Directions | Begin at the line containing "Reverse-engineer this chart into JSON." and copy exactly through the last line of the listing, skipping every picture.

Information provided |
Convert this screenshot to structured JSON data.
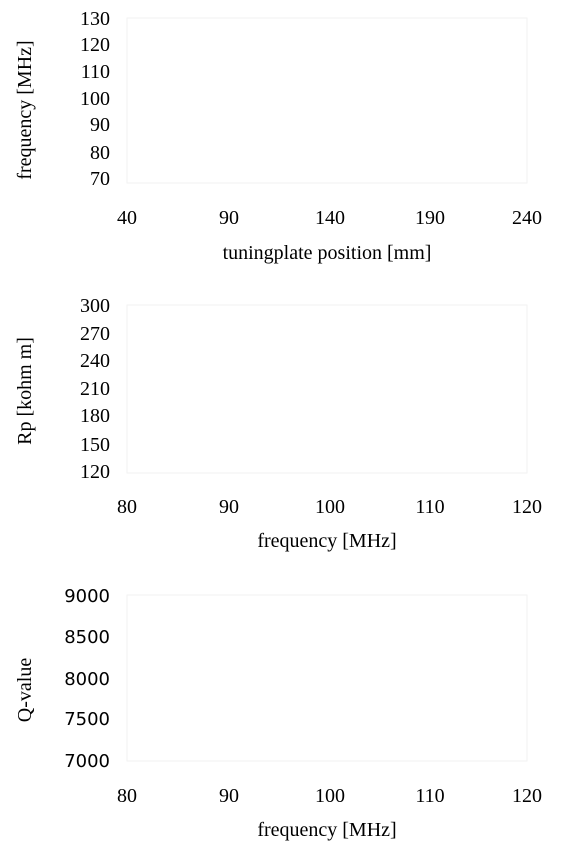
{
  "chart_data": [
    {
      "type": "scatter",
      "xlabel": "tuningplate position [mm]",
      "ylabel": "frequency [MHz]",
      "xlim": [
        40,
        240
      ],
      "ylim": [
        70,
        130
      ],
      "xticks": [
        "40",
        "90",
        "140",
        "190",
        "240"
      ],
      "yticks": [
        "130",
        "120",
        "110",
        "100",
        "90",
        "80",
        "70"
      ],
      "series": []
    },
    {
      "type": "scatter",
      "xlabel": "frequency [MHz]",
      "ylabel": "Rp [kohm m]",
      "xlim": [
        80,
        120
      ],
      "ylim": [
        120,
        300
      ],
      "xticks": [
        "80",
        "90",
        "100",
        "110",
        "120"
      ],
      "yticks": [
        "300",
        "270",
        "240",
        "210",
        "180",
        "150",
        "120"
      ],
      "series": []
    },
    {
      "type": "scatter",
      "xlabel": "frequency [MHz]",
      "ylabel": "Q-value",
      "xlim": [
        80,
        120
      ],
      "ylim": [
        7000,
        9000
      ],
      "xticks": [
        "80",
        "90",
        "100",
        "110",
        "120"
      ],
      "yticks": [
        "9000",
        "8500",
        "8000",
        "7500",
        "7000"
      ],
      "series": []
    }
  ]
}
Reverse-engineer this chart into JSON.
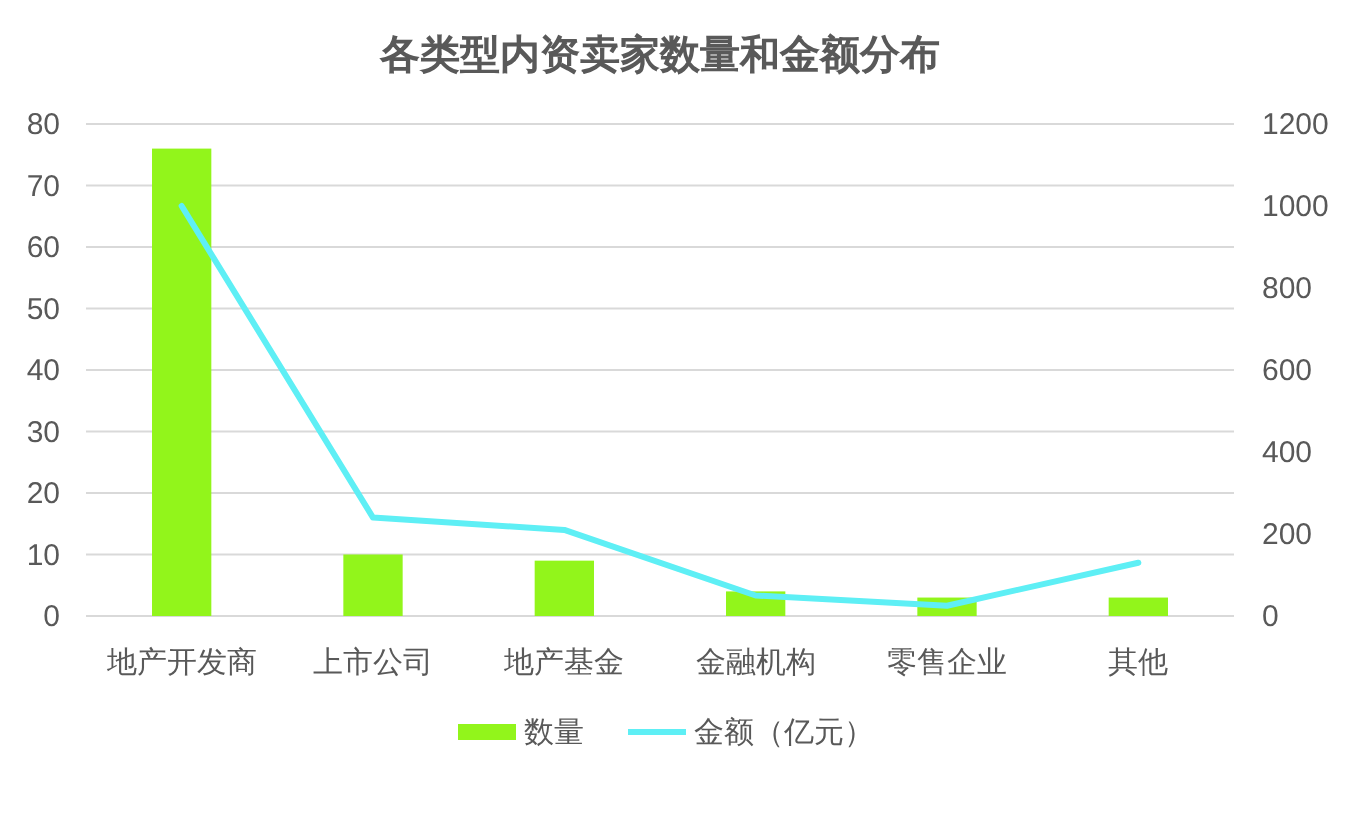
{
  "chart_data": {
    "type": "bar",
    "title": "各类型内资卖家数量和金额分布",
    "categories": [
      "地产开发商",
      "上市公司",
      "地产基金",
      "金融机构",
      "零售企业",
      "其他"
    ],
    "series": [
      {
        "name": "数量",
        "color": "#92f51b",
        "values": [
          76,
          10,
          9,
          4,
          3,
          3
        ]
      },
      {
        "name": "金额（亿元）",
        "type": "line",
        "axis": "y2",
        "color": "#5eeff5",
        "values": [
          1000,
          240,
          210,
          50,
          25,
          130
        ]
      }
    ],
    "ylim": [
      0,
      80
    ],
    "yticks": [
      0,
      10,
      20,
      30,
      40,
      50,
      60,
      70,
      80
    ],
    "y2lim": [
      0,
      1200
    ],
    "y2ticks": [
      0,
      200,
      400,
      600,
      800,
      1000,
      1200
    ],
    "grid": "y",
    "legend": "bottom"
  }
}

Task response |
Reverse-engineer this chart into JSON.
{
  "chart_data": {
    "type": "bar",
    "title": "各类型内资卖家数量和金额分布",
    "categories": [
      "地产开发商",
      "上市公司",
      "地产基金",
      "金融机构",
      "零售企业",
      "其他"
    ],
    "series": [
      {
        "name": "数量",
        "color": "#92f51b",
        "values": [
          76,
          10,
          9,
          4,
          3,
          3
        ]
      },
      {
        "name": "金额（亿元）",
        "type": "line",
        "axis": "y2",
        "color": "#5eeff5",
        "values": [
          1000,
          240,
          210,
          50,
          25,
          130
        ]
      }
    ],
    "ylim": [
      0,
      80
    ],
    "yticks": [
      0,
      10,
      20,
      30,
      40,
      50,
      60,
      70,
      80
    ],
    "y2lim": [
      0,
      1200
    ],
    "y2ticks": [
      0,
      200,
      400,
      600,
      800,
      1000,
      1200
    ],
    "grid": "y",
    "legend": "bottom"
  }
}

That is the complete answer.